Collected data
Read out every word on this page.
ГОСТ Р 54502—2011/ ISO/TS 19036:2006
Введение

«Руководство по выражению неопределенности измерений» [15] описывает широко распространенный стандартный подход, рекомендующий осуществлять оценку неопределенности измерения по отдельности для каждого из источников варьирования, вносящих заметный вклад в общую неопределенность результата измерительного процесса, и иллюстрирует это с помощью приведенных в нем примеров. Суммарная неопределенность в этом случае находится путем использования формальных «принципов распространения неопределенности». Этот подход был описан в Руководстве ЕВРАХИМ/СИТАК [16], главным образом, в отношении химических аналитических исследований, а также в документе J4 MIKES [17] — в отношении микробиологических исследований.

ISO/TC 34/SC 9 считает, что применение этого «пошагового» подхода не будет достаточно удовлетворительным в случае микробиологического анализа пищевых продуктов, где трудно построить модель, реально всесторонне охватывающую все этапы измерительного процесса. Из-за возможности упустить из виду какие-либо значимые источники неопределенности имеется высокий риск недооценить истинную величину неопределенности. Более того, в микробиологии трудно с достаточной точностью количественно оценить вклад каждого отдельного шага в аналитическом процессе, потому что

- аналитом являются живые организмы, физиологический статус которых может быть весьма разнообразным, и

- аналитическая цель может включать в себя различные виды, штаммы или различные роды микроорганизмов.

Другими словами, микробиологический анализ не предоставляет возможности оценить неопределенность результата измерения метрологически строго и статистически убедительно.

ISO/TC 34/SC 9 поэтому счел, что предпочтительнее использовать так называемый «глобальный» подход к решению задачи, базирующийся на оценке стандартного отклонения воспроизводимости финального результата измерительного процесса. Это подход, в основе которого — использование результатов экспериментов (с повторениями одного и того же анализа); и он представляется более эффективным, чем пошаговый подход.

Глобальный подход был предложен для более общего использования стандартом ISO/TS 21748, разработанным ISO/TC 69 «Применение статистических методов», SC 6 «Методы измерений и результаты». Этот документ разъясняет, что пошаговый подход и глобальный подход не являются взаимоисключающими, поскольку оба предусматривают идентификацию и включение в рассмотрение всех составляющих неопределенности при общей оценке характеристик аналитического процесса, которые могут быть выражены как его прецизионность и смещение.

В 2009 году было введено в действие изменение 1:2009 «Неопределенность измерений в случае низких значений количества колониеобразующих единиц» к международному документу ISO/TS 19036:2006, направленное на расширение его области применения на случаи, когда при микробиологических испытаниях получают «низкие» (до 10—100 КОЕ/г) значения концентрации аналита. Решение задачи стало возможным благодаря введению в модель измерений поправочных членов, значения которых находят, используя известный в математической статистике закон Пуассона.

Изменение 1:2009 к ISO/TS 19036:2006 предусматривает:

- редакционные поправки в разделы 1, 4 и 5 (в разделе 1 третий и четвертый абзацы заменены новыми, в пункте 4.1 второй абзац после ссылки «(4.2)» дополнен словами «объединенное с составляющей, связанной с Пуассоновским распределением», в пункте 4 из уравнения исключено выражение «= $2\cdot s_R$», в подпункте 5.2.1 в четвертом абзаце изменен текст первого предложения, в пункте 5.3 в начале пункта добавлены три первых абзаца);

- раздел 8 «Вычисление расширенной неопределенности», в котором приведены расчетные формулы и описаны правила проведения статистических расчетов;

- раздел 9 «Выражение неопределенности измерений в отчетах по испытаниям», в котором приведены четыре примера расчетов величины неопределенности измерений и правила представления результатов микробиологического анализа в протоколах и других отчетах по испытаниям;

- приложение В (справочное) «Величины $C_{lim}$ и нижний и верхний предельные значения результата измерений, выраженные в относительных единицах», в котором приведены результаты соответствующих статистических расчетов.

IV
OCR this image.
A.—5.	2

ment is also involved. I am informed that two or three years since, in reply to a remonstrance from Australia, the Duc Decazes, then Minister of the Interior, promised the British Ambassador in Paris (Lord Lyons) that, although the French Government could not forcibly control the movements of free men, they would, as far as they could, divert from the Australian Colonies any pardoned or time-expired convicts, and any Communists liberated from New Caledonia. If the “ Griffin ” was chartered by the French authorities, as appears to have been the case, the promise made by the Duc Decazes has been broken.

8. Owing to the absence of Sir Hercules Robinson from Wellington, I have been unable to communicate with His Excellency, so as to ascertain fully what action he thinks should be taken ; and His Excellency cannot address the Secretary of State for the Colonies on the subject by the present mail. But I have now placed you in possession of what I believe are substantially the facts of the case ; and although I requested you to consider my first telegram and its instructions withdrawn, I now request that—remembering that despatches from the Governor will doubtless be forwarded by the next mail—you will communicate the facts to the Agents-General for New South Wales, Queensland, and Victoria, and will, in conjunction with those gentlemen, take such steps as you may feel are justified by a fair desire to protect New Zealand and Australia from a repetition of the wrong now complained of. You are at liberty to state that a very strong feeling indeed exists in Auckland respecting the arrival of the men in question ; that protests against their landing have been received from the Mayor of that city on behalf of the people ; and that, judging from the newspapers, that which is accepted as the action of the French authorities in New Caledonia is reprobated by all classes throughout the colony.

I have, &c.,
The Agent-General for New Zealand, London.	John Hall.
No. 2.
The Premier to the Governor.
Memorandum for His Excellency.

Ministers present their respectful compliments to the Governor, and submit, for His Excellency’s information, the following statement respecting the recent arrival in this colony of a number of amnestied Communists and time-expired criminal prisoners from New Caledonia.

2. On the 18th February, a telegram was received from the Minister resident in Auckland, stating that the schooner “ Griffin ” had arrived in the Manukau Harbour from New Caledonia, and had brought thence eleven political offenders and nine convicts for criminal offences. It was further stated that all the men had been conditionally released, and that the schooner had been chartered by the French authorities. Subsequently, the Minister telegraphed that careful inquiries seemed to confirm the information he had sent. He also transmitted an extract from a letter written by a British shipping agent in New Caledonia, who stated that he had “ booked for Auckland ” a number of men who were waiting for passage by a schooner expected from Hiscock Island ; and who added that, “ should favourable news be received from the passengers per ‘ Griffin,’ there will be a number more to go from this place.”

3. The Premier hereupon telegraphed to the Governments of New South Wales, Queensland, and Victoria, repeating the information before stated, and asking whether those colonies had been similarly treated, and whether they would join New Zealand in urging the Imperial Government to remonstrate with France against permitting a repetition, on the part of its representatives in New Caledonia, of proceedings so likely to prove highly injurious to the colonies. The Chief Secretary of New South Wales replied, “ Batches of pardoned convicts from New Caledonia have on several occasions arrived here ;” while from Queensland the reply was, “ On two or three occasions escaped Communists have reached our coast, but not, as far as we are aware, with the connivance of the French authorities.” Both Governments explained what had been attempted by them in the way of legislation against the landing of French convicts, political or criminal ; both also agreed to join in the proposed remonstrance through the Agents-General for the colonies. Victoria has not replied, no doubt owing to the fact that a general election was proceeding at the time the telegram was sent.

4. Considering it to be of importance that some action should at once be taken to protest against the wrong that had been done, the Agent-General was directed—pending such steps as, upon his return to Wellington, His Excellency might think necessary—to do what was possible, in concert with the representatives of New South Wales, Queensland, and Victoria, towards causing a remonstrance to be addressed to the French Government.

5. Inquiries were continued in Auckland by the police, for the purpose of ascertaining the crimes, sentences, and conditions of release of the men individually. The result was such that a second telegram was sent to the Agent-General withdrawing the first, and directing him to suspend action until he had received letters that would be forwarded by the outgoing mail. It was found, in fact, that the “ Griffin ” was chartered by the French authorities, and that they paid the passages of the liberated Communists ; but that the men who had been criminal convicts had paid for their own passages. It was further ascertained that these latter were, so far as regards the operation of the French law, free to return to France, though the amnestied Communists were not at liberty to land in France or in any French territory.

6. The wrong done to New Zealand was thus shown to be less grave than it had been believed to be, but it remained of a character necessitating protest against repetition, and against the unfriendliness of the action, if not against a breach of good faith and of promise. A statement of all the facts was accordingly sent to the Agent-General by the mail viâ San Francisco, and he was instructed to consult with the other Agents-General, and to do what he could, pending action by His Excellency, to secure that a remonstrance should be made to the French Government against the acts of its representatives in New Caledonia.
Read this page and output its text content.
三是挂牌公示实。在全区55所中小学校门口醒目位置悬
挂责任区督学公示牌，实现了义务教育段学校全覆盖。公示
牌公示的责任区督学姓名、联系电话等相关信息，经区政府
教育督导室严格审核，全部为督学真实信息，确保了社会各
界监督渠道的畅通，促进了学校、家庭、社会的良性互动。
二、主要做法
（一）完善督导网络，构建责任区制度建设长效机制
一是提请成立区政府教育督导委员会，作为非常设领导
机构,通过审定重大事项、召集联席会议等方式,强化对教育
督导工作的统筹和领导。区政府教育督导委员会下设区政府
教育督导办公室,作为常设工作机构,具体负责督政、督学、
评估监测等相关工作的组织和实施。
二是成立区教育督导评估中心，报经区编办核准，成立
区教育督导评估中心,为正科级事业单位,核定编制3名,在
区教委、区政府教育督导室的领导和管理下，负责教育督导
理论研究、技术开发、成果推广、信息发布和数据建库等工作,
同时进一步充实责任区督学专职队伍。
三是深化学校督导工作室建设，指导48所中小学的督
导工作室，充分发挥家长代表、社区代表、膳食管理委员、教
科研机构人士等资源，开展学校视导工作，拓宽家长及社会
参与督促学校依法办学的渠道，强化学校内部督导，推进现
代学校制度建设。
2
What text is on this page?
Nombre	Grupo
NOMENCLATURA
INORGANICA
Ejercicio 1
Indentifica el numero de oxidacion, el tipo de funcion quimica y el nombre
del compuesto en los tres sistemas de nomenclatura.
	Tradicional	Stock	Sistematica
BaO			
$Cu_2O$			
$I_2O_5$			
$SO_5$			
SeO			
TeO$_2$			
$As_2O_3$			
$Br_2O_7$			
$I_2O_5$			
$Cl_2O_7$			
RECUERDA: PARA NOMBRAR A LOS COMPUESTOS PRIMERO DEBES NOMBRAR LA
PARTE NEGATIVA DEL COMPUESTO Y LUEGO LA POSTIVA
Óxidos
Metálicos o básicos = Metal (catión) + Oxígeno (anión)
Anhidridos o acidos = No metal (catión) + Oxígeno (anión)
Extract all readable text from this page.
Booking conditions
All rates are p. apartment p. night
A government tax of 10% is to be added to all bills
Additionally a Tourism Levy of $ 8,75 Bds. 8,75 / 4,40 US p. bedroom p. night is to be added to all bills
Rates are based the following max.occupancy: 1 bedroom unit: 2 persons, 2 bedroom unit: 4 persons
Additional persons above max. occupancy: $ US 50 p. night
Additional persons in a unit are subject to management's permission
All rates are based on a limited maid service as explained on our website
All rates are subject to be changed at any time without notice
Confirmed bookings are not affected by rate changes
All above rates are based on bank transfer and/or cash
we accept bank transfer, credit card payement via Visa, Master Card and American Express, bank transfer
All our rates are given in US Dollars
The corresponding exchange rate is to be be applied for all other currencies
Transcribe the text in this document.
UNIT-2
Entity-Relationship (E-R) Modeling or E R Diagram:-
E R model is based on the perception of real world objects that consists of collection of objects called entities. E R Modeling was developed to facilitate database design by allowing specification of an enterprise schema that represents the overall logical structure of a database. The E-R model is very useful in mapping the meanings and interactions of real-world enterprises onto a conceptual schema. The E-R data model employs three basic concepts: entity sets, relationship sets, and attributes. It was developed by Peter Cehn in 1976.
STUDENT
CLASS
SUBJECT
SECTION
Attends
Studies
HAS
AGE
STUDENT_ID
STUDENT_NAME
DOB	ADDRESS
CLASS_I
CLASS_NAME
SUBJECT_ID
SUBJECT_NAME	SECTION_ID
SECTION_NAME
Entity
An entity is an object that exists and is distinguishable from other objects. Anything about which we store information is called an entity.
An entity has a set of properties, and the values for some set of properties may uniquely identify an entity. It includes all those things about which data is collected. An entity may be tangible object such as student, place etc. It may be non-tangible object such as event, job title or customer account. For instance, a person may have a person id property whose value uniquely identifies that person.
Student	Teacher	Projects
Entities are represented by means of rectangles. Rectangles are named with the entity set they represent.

Problem statement: Extract from the data every line where "about" shows up.

Result for this exercise:
An entity is an object that exists and is distinguishable from other objects. Anything about which we store information is called an entity.
An entity has a set of properties, and the values for some set of properties may uniquely identify an entity. It includes all those things about which data is collected. An entity may be tangible object such as student, place etc. It may be non-tangible object such as event, job title or customer account. For instance, a person may have a person id property whose value uniquely identifies that person.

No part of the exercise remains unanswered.